▼

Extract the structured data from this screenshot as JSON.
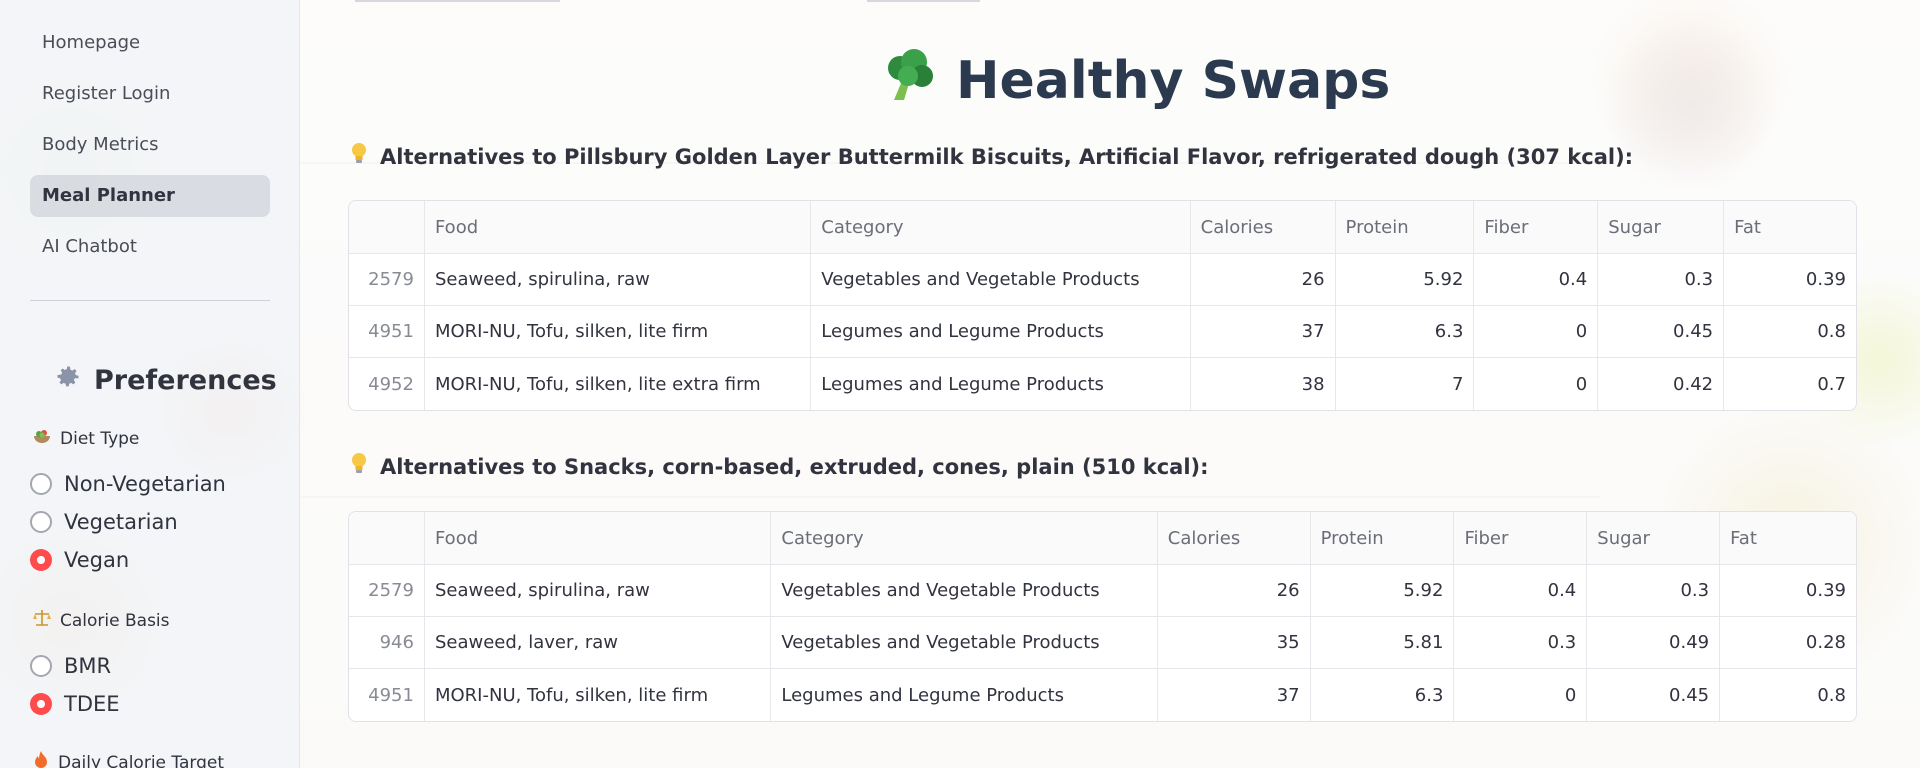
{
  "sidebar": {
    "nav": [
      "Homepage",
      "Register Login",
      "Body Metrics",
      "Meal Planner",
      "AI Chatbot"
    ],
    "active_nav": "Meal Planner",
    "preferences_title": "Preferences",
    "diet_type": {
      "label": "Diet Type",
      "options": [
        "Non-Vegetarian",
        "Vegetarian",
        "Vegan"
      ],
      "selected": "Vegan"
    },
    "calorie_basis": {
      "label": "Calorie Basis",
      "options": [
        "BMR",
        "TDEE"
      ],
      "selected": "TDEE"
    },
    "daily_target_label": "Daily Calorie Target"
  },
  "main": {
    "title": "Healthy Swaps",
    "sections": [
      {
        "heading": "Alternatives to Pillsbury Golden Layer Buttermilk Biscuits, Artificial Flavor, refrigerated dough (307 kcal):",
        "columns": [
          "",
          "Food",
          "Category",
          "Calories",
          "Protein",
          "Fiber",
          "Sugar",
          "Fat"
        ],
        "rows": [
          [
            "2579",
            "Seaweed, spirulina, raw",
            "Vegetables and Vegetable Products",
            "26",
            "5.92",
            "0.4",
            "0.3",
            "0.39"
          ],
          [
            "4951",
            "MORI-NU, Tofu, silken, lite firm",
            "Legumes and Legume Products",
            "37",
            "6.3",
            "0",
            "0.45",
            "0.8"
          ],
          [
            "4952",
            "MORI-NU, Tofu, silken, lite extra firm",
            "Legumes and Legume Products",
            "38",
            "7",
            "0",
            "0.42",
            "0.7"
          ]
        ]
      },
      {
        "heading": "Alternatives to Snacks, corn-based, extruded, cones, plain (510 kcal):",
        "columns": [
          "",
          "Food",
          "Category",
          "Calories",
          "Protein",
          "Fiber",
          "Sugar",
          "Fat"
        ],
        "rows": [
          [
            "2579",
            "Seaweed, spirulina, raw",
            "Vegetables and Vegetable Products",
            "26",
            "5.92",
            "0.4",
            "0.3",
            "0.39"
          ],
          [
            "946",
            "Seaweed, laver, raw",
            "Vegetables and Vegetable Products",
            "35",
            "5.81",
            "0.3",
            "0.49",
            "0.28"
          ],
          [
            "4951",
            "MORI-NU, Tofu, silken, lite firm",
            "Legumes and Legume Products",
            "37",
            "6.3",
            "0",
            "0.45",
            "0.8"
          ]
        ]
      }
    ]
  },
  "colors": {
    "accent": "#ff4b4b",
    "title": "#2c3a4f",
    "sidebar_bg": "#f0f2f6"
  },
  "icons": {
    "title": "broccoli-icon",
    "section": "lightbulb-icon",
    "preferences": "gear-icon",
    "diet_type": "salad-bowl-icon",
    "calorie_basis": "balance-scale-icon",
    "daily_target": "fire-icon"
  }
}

▲

- _WHAT YOU HAVE TO DO_
What's needed is every line above, retyped exactly and free of pictures.

- _EXERCISE SOLUTION_
Extract the structured data from this screenshot as JSON.
{
  "sidebar": {
    "nav": [
      "Homepage",
      "Register Login",
      "Body Metrics",
      "Meal Planner",
      "AI Chatbot"
    ],
    "active_nav": "Meal Planner",
    "preferences_title": "Preferences",
    "diet_type": {
      "label": "Diet Type",
      "options": [
        "Non-Vegetarian",
        "Vegetarian",
        "Vegan"
      ],
      "selected": "Vegan"
    },
    "calorie_basis": {
      "label": "Calorie Basis",
      "options": [
        "BMR",
        "TDEE"
      ],
      "selected": "TDEE"
    },
    "daily_target_label": "Daily Calorie Target"
  },
  "main": {
    "title": "Healthy Swaps",
    "sections": [
      {
        "heading": "Alternatives to Pillsbury Golden Layer Buttermilk Biscuits, Artificial Flavor, refrigerated dough (307 kcal):",
        "columns": [
          "",
          "Food",
          "Category",
          "Calories",
          "Protein",
          "Fiber",
          "Sugar",
          "Fat"
        ],
        "rows": [
          [
            "2579",
            "Seaweed, spirulina, raw",
            "Vegetables and Vegetable Products",
            "26",
            "5.92",
            "0.4",
            "0.3",
            "0.39"
          ],
          [
            "4951",
            "MORI-NU, Tofu, silken, lite firm",
            "Legumes and Legume Products",
            "37",
            "6.3",
            "0",
            "0.45",
            "0.8"
          ],
          [
            "4952",
            "MORI-NU, Tofu, silken, lite extra firm",
            "Legumes and Legume Products",
            "38",
            "7",
            "0",
            "0.42",
            "0.7"
          ]
        ]
      },
      {
        "heading": "Alternatives to Snacks, corn-based, extruded, cones, plain (510 kcal):",
        "columns": [
          "",
          "Food",
          "Category",
          "Calories",
          "Protein",
          "Fiber",
          "Sugar",
          "Fat"
        ],
        "rows": [
          [
            "2579",
            "Seaweed, spirulina, raw",
            "Vegetables and Vegetable Products",
            "26",
            "5.92",
            "0.4",
            "0.3",
            "0.39"
          ],
          [
            "946",
            "Seaweed, laver, raw",
            "Vegetables and Vegetable Products",
            "35",
            "5.81",
            "0.3",
            "0.49",
            "0.28"
          ],
          [
            "4951",
            "MORI-NU, Tofu, silken, lite firm",
            "Legumes and Legume Products",
            "37",
            "6.3",
            "0",
            "0.45",
            "0.8"
          ]
        ]
      }
    ]
  },
  "colors": {
    "accent": "#ff4b4b",
    "title": "#2c3a4f",
    "sidebar_bg": "#f0f2f6"
  },
  "icons": {
    "title": "broccoli-icon",
    "section": "lightbulb-icon",
    "preferences": "gear-icon",
    "diet_type": "salad-bowl-icon",
    "calorie_basis": "balance-scale-icon",
    "daily_target": "fire-icon"
  }
}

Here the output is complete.